THE TASK →
Examine the material below. Gather every line in which the string "items" appears.

Data excerpts

>>>

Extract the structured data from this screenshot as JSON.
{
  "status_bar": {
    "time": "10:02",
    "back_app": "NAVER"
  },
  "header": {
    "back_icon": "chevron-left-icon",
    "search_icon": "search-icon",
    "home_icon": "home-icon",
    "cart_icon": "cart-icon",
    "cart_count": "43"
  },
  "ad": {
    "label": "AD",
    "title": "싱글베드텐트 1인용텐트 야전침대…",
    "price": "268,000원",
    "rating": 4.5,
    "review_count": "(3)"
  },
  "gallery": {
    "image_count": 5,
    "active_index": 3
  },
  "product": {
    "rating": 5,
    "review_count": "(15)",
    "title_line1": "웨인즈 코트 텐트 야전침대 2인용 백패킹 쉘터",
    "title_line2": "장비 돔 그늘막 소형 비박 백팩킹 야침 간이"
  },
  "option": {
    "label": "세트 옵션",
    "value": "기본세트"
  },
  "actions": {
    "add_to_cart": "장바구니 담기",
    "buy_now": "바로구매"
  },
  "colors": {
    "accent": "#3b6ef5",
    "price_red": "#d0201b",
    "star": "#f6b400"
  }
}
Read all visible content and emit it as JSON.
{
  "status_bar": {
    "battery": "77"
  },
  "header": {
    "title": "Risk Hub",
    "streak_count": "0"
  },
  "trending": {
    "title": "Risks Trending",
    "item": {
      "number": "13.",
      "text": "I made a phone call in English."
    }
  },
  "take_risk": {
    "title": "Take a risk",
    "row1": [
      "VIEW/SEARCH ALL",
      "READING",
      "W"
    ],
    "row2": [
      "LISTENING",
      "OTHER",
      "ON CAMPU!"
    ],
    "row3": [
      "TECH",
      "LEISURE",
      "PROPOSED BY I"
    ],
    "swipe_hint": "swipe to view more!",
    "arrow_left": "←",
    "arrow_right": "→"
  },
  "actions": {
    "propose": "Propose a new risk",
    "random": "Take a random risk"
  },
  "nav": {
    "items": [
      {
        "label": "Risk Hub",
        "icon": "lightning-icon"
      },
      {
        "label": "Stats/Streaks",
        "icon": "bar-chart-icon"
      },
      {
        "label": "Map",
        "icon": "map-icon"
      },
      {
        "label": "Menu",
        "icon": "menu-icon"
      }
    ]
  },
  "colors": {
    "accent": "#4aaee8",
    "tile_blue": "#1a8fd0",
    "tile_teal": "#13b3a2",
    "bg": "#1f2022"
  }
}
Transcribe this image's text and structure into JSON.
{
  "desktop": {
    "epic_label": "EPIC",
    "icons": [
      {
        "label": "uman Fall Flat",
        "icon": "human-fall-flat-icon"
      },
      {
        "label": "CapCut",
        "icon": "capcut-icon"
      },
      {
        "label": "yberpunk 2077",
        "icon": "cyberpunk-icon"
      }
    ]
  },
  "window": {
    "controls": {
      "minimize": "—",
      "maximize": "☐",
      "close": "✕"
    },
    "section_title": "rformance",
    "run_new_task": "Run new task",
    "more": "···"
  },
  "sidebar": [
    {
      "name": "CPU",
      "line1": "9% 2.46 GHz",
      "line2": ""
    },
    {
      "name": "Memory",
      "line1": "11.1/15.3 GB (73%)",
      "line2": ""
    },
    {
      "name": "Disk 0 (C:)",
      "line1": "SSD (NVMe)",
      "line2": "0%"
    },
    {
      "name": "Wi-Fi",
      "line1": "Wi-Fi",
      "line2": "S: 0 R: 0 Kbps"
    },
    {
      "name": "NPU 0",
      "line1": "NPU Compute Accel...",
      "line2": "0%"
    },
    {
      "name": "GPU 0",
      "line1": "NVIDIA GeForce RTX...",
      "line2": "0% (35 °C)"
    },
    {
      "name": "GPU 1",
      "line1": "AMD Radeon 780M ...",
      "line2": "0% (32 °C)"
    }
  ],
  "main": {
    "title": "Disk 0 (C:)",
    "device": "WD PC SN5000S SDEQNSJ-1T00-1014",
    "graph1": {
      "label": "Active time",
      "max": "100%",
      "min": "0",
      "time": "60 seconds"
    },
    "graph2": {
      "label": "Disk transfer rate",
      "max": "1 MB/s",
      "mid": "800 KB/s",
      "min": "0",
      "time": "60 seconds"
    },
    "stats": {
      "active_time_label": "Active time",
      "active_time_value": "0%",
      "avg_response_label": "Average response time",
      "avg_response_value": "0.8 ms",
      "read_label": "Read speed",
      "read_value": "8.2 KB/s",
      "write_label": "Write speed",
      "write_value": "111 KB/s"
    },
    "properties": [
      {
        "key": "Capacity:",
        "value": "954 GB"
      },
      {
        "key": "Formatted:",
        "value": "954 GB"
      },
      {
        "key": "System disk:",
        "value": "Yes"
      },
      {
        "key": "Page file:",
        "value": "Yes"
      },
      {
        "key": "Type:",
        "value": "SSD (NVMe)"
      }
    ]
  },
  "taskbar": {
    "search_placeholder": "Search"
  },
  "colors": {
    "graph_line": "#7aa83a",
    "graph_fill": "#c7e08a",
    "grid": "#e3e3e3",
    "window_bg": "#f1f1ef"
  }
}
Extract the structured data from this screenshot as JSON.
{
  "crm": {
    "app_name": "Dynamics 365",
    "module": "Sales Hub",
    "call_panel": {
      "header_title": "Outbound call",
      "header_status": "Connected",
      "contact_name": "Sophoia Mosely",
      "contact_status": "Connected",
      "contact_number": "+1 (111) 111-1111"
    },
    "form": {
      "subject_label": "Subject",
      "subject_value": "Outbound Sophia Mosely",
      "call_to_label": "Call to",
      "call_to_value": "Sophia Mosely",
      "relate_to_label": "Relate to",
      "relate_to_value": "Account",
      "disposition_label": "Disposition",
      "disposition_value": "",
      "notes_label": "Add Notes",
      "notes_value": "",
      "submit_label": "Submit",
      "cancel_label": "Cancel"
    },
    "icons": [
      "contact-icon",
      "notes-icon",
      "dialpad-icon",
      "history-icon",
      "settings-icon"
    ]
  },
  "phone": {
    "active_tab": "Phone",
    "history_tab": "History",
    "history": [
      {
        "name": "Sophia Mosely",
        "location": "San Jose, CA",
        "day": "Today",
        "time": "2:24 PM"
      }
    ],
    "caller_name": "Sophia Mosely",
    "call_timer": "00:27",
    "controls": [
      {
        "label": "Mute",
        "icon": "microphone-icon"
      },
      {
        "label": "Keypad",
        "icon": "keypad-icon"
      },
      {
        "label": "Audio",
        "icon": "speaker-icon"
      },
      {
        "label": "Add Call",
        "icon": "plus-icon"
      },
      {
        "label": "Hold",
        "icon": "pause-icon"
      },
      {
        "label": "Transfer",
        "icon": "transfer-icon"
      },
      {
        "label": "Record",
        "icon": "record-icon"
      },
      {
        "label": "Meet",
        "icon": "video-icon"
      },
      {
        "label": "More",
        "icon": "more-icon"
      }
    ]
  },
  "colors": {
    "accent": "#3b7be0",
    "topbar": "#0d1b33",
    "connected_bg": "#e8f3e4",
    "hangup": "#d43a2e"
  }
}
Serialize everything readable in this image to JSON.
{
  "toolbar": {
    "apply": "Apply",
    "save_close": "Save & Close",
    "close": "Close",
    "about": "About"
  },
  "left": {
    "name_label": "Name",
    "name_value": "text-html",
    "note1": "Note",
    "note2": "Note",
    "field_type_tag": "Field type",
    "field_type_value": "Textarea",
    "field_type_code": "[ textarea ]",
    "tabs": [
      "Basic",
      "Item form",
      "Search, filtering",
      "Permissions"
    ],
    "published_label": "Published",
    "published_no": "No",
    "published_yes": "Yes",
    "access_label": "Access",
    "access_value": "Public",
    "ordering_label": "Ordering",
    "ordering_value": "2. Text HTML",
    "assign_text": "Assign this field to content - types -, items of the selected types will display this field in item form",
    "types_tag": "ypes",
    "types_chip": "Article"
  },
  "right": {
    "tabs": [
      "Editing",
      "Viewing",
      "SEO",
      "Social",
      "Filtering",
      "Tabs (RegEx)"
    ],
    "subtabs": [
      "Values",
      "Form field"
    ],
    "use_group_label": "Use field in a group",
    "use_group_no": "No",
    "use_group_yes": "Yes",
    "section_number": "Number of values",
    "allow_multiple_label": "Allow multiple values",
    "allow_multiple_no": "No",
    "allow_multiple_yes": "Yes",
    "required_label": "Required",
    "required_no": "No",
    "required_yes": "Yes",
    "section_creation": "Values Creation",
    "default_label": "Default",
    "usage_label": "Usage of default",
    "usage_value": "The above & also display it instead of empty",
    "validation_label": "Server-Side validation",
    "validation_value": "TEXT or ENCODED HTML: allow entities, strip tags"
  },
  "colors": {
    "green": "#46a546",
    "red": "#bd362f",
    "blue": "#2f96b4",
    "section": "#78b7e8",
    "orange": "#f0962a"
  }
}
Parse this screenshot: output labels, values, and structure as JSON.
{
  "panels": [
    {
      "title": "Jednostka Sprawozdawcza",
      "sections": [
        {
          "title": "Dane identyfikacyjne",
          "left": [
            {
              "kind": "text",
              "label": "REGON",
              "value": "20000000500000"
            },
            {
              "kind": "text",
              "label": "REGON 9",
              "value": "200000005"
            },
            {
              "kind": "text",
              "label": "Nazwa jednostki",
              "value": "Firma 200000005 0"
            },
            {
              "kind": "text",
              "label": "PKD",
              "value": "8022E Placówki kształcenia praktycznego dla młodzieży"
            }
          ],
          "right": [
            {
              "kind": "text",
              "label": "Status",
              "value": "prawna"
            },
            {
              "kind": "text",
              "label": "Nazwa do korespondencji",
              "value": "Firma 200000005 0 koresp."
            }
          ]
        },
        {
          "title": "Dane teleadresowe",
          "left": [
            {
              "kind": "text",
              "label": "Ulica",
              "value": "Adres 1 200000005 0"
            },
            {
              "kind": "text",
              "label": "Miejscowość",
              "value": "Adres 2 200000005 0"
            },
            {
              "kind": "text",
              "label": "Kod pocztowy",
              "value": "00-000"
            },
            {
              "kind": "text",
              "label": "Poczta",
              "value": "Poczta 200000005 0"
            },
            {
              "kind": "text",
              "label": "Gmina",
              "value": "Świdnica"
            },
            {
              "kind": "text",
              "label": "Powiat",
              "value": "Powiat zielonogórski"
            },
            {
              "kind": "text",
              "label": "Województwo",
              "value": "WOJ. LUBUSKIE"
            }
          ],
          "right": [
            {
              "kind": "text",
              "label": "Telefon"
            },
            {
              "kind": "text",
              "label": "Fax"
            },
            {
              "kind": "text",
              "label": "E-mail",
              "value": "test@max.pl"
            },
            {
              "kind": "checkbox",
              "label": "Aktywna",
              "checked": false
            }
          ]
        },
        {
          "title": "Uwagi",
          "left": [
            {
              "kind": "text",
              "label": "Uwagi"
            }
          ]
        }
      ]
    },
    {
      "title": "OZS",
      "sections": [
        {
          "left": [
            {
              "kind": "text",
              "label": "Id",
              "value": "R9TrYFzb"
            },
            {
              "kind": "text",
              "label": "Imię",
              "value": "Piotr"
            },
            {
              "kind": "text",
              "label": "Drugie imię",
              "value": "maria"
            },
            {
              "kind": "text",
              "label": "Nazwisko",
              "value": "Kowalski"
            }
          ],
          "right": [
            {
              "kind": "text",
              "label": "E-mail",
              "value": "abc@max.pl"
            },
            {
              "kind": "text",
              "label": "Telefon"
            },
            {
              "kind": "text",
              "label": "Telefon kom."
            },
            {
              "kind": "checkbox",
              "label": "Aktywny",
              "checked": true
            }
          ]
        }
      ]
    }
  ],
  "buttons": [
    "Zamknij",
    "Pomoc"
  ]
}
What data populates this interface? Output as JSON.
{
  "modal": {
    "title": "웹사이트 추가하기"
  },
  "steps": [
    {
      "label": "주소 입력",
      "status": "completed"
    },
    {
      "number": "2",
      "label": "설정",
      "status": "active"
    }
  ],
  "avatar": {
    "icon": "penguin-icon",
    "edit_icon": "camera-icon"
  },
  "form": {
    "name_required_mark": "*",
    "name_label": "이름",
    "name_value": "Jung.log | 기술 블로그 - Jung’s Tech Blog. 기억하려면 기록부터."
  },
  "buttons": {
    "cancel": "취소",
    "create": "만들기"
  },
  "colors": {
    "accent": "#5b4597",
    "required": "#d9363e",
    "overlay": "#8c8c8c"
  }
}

<<<

FULL RESPONSE →
    "items": [
    "assign_text": "Assign this field to content - types -, items of the selected types will display this field in item form",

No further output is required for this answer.